* **AIM OF THE EXERCISE**: In the material below, find how many lines contain the string "ylabel". Write only that number.

start EXTRACTED DATA

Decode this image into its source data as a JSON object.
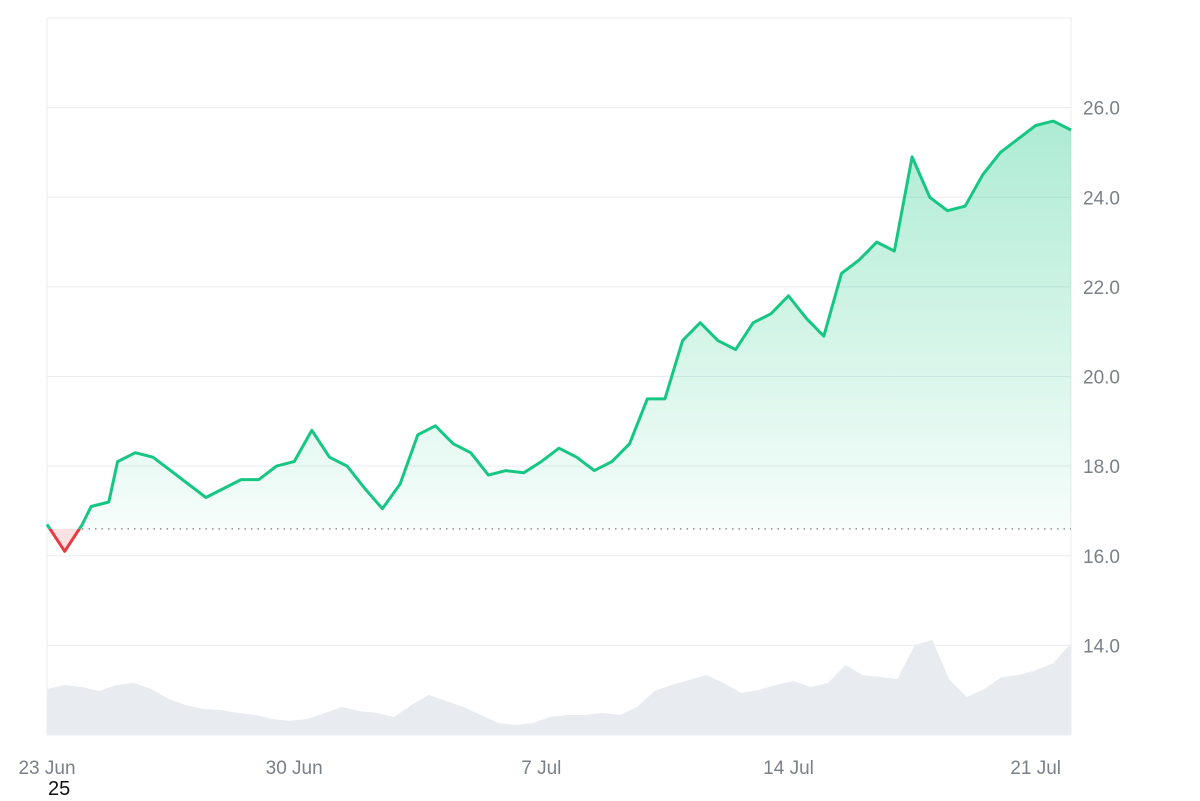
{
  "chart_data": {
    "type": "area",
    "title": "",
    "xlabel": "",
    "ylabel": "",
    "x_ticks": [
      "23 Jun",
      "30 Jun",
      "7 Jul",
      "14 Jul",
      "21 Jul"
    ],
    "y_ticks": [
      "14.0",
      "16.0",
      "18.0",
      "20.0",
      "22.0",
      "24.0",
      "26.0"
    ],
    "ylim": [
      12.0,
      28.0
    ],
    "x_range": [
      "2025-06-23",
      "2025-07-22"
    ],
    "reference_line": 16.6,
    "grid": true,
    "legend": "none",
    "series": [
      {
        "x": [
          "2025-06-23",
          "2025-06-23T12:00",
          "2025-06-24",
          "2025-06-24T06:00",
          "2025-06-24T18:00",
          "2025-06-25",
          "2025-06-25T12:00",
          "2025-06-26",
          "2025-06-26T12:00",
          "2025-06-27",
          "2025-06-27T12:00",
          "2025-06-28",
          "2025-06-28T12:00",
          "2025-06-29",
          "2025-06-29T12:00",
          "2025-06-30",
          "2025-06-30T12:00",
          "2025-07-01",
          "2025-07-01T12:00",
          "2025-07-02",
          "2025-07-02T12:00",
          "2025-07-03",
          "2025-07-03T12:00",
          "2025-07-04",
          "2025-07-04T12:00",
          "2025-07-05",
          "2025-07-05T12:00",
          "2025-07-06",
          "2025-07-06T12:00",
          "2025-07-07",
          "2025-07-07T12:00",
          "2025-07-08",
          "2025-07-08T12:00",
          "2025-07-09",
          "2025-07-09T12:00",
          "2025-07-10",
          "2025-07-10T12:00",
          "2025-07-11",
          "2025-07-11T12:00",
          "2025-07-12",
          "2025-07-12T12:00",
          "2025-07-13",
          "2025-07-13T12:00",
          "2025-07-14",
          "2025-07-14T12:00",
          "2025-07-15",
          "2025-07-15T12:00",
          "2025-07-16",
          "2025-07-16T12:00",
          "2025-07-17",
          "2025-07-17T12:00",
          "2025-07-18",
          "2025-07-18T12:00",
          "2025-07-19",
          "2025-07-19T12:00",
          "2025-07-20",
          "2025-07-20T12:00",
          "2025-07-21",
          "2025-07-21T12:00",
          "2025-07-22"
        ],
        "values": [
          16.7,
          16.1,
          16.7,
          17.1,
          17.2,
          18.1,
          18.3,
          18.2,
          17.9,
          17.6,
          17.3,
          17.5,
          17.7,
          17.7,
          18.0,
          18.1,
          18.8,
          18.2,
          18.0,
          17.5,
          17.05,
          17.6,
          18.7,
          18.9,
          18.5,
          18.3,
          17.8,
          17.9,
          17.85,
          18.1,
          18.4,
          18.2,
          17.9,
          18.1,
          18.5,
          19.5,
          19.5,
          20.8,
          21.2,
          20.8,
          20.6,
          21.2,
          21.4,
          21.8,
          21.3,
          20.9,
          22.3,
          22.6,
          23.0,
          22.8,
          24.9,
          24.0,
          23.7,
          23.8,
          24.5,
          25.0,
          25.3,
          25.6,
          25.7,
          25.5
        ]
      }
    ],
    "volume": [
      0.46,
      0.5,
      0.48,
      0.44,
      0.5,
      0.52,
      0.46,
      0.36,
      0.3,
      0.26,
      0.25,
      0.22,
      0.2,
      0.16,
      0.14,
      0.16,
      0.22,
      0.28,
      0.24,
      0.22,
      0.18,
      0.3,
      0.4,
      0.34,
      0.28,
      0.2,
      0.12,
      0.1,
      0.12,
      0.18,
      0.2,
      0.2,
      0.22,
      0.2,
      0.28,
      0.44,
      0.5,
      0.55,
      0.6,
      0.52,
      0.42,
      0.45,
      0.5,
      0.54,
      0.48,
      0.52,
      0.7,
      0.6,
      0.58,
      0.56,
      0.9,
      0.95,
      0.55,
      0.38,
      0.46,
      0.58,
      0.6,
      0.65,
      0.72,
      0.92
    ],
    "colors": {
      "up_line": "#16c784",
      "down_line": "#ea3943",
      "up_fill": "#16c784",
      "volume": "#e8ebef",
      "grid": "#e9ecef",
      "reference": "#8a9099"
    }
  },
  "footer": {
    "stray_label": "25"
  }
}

end EXTRACTED DATA
start EXTRACTED DATA

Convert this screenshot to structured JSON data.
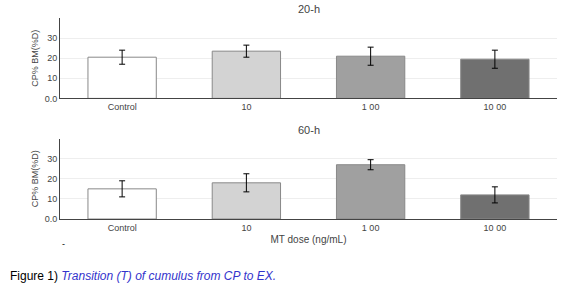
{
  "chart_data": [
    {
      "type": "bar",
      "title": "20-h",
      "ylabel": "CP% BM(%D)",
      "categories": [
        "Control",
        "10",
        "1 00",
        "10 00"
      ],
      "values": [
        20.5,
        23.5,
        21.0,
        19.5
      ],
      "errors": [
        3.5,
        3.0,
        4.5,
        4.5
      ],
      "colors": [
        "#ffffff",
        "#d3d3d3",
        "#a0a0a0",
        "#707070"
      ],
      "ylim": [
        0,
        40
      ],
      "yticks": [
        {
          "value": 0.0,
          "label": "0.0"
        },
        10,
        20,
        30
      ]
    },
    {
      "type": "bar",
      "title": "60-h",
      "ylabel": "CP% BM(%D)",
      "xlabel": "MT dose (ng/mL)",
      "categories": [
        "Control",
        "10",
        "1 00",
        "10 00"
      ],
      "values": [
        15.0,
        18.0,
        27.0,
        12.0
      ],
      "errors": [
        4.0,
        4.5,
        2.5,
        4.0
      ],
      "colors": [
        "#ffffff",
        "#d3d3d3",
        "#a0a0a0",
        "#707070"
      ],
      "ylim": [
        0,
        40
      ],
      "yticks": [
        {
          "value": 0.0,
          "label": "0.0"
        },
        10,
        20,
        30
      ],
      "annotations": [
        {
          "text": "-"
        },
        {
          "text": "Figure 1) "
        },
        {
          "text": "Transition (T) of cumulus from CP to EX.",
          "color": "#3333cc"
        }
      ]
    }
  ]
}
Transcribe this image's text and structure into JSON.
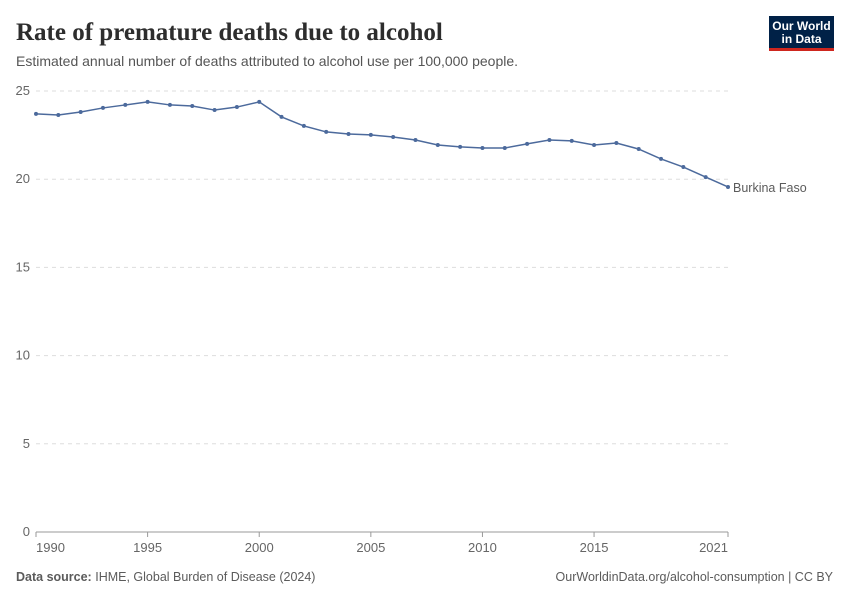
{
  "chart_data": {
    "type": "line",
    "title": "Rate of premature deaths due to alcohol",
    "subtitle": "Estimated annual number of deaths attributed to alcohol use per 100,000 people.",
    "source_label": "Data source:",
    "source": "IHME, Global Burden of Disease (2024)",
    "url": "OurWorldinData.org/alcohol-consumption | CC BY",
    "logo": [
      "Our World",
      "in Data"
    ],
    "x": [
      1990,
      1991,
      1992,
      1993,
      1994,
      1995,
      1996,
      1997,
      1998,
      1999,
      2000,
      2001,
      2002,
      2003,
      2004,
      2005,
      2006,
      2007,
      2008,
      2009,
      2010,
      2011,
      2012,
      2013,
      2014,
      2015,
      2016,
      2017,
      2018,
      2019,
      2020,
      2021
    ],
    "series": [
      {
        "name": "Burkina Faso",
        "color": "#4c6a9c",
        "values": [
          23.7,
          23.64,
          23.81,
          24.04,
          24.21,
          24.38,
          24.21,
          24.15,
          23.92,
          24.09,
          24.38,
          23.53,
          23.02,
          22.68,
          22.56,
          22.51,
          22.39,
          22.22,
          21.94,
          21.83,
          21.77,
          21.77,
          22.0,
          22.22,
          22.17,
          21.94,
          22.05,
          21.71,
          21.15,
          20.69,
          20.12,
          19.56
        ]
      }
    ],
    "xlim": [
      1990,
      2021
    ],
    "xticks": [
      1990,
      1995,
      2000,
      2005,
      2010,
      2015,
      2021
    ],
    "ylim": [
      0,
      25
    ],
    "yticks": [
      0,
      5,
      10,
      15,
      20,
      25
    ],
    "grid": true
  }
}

end EXTRACTED DATA
start EXTRACTED DATA

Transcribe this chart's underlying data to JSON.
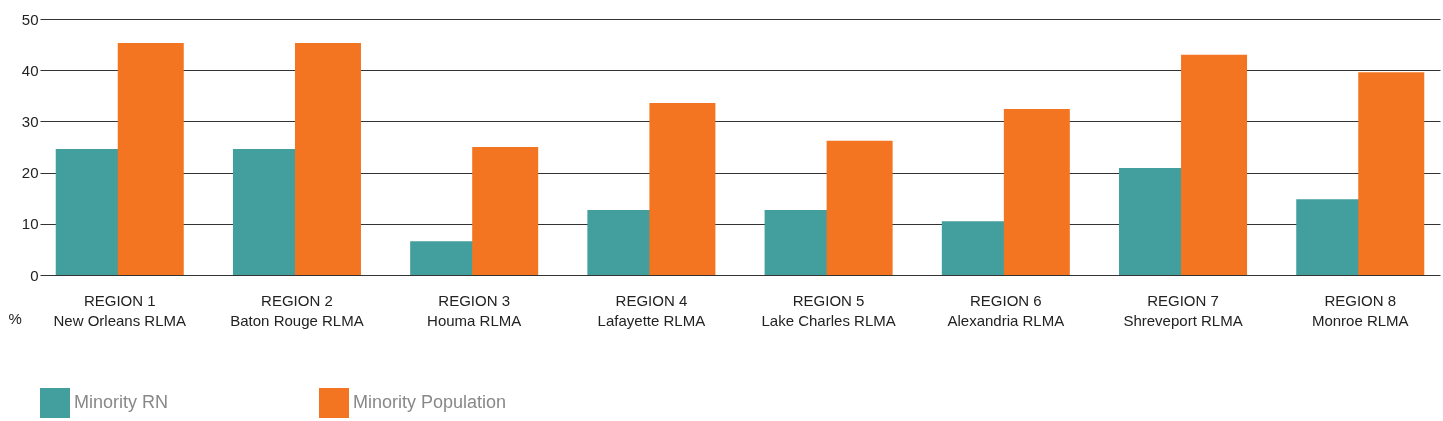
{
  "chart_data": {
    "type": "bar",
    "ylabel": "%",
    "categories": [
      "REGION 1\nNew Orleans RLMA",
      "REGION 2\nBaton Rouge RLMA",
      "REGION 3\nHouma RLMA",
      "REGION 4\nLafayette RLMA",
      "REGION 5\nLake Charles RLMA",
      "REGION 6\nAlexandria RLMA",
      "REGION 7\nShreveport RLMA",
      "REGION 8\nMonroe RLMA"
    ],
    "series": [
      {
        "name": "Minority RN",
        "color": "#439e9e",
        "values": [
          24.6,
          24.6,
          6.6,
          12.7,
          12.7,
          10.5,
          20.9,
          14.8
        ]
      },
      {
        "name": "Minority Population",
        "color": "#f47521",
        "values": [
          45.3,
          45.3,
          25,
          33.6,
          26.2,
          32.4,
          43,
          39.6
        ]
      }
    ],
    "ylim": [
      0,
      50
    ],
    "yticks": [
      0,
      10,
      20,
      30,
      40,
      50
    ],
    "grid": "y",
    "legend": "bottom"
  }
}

end EXTRACTED DATA

* **RESPONSE TO THE EXERCISE**: 4